─── ROWS

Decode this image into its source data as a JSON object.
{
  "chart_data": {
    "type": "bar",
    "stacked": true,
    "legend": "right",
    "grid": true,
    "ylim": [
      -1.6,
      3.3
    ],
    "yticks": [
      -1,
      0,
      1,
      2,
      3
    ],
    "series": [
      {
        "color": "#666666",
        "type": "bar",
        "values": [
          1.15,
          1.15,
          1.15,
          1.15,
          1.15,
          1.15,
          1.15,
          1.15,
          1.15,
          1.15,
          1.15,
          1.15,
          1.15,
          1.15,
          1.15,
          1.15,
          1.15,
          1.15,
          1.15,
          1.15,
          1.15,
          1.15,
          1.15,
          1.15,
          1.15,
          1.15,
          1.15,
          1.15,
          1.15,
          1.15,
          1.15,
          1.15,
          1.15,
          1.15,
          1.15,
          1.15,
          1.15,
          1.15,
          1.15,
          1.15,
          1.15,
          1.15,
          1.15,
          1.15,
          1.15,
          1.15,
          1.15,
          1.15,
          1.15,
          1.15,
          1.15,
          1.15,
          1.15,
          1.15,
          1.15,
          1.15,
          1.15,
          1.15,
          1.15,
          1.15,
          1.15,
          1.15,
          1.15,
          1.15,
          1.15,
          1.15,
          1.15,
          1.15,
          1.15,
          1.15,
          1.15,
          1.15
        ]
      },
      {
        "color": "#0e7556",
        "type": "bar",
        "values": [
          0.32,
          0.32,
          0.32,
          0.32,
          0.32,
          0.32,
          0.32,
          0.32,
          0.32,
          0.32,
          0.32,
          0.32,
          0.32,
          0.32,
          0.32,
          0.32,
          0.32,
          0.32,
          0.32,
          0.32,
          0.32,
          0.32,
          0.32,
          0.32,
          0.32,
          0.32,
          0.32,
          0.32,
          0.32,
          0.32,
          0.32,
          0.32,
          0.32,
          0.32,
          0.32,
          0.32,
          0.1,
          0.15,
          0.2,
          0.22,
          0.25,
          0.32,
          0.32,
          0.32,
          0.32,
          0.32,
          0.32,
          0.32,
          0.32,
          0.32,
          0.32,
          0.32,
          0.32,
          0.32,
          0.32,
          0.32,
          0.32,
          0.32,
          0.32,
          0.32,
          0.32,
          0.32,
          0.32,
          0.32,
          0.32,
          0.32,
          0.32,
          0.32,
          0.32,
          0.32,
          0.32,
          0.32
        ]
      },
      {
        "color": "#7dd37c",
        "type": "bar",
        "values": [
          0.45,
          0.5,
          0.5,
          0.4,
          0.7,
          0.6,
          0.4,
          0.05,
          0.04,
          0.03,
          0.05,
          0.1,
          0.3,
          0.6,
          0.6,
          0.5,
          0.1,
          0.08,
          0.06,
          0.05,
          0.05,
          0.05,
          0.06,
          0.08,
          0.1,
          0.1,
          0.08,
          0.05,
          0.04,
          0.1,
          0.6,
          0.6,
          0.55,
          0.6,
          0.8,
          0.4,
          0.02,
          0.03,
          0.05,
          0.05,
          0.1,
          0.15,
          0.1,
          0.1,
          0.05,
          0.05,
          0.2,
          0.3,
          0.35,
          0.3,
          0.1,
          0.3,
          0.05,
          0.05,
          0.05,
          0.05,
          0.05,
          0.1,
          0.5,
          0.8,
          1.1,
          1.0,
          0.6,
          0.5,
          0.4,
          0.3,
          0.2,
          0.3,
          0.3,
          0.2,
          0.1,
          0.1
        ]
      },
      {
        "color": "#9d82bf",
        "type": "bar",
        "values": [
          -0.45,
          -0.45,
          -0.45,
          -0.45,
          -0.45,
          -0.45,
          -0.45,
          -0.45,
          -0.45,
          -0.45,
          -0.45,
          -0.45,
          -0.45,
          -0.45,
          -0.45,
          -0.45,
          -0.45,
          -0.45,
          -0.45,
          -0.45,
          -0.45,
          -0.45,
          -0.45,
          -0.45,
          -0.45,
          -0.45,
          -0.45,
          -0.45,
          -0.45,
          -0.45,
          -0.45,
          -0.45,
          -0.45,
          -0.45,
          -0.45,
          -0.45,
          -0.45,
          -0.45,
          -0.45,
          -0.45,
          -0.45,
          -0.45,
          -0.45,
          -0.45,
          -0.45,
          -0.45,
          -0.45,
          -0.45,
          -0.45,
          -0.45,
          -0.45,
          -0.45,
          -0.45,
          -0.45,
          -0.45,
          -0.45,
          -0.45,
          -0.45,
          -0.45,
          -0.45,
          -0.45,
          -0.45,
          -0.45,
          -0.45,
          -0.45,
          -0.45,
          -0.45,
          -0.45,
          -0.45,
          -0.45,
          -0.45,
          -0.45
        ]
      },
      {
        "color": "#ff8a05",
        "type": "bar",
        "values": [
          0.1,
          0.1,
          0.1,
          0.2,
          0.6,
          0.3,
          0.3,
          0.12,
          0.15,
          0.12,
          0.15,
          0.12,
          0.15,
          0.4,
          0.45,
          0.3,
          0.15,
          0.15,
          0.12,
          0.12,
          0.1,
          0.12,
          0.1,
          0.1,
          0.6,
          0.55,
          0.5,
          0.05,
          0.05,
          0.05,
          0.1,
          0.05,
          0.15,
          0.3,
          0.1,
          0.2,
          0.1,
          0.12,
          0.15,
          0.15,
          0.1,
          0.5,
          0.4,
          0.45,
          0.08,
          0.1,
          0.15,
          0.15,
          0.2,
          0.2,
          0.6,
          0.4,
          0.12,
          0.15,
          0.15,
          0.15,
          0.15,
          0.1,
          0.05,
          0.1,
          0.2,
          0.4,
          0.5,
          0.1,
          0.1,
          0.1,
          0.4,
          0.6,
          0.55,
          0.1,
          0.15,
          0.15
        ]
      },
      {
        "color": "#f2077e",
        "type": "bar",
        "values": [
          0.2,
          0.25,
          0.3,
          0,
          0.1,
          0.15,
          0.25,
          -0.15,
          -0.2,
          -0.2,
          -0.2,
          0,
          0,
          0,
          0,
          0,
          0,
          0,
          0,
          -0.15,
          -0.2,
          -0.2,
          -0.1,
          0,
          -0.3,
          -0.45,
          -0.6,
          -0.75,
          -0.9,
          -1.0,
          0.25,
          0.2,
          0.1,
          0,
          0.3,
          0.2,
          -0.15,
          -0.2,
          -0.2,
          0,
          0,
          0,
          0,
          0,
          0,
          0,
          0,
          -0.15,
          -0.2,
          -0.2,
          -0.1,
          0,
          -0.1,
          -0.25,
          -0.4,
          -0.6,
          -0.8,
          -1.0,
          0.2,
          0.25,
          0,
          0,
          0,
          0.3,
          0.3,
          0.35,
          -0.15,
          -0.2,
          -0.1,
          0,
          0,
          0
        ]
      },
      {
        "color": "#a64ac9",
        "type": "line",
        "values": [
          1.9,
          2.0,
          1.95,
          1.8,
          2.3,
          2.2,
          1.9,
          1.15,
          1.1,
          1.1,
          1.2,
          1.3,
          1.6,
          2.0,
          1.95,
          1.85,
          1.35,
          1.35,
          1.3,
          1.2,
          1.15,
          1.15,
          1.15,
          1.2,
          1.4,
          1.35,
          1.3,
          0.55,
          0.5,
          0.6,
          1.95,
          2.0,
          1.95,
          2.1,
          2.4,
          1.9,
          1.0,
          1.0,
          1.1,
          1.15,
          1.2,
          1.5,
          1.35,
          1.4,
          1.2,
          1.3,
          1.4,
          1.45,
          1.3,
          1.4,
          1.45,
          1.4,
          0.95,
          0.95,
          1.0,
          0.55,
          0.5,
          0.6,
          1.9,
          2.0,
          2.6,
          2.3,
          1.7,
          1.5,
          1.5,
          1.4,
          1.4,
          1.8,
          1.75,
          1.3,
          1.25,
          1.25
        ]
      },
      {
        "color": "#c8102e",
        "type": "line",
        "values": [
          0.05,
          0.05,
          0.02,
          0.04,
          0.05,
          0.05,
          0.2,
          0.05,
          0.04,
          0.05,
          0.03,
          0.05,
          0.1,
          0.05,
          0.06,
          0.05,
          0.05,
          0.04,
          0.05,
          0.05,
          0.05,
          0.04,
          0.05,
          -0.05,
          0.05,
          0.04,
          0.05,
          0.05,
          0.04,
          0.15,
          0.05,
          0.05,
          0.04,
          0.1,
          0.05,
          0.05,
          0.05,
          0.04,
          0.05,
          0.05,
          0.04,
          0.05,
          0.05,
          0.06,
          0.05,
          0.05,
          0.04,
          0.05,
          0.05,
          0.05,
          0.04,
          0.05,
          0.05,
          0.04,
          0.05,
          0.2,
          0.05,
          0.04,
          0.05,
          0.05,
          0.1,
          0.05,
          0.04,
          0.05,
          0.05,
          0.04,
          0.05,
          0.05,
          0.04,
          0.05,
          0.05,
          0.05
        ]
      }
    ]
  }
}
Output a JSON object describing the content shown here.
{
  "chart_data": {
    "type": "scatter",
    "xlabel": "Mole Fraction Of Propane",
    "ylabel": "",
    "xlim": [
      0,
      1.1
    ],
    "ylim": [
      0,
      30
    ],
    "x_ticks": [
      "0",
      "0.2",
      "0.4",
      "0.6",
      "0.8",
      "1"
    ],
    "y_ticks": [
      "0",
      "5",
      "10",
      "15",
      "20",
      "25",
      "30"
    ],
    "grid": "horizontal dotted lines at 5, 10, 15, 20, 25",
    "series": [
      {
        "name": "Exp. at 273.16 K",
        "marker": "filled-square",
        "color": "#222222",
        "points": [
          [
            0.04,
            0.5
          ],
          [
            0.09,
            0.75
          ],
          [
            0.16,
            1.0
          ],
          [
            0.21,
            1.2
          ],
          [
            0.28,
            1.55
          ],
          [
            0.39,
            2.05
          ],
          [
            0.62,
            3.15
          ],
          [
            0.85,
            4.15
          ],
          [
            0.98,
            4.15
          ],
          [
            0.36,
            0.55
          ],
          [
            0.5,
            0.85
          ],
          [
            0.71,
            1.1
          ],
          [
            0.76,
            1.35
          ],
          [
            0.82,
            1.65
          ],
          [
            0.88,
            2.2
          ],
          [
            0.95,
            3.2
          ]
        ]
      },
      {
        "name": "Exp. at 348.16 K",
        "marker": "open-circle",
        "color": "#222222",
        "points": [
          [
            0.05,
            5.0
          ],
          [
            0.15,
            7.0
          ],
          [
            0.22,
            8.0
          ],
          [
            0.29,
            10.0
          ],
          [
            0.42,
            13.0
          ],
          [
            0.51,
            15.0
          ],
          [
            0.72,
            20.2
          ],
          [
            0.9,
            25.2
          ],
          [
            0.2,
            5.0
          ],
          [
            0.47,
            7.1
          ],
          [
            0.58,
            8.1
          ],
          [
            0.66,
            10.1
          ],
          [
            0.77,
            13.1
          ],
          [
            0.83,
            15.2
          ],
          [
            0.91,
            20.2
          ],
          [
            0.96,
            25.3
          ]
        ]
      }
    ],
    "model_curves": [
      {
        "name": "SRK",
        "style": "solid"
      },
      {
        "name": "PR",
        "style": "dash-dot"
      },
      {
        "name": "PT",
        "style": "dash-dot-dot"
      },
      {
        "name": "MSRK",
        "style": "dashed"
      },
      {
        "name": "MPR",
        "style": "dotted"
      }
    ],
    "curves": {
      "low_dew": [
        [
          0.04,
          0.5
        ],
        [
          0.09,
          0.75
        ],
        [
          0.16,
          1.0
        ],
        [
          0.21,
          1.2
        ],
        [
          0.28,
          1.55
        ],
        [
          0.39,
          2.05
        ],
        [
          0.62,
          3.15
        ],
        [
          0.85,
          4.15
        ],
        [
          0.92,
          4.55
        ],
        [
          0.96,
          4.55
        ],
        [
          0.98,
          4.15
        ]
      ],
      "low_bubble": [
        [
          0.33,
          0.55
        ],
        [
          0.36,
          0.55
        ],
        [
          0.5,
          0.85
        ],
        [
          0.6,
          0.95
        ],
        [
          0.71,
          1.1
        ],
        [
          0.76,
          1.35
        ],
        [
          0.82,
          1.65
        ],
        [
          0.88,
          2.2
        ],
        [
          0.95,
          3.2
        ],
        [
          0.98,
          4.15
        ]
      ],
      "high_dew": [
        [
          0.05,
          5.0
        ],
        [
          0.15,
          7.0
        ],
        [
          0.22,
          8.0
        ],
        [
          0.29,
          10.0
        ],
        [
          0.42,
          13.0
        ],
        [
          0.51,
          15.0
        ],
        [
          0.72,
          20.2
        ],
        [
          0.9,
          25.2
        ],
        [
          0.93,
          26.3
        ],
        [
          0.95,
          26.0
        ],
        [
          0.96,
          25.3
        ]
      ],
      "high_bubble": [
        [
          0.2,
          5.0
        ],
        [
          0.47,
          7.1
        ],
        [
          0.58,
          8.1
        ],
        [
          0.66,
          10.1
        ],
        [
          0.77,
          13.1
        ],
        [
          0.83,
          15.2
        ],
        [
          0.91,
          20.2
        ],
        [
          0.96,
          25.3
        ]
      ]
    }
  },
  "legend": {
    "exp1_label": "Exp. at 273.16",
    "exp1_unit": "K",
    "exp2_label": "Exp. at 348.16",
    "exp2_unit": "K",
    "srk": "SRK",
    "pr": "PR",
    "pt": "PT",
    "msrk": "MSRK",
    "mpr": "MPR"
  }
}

──────

__TASK TO CARRY OUT__: The answer is one number: how many lines of the material above contain "dotted".

__SOLUTION TO THE EXERCISE__: 2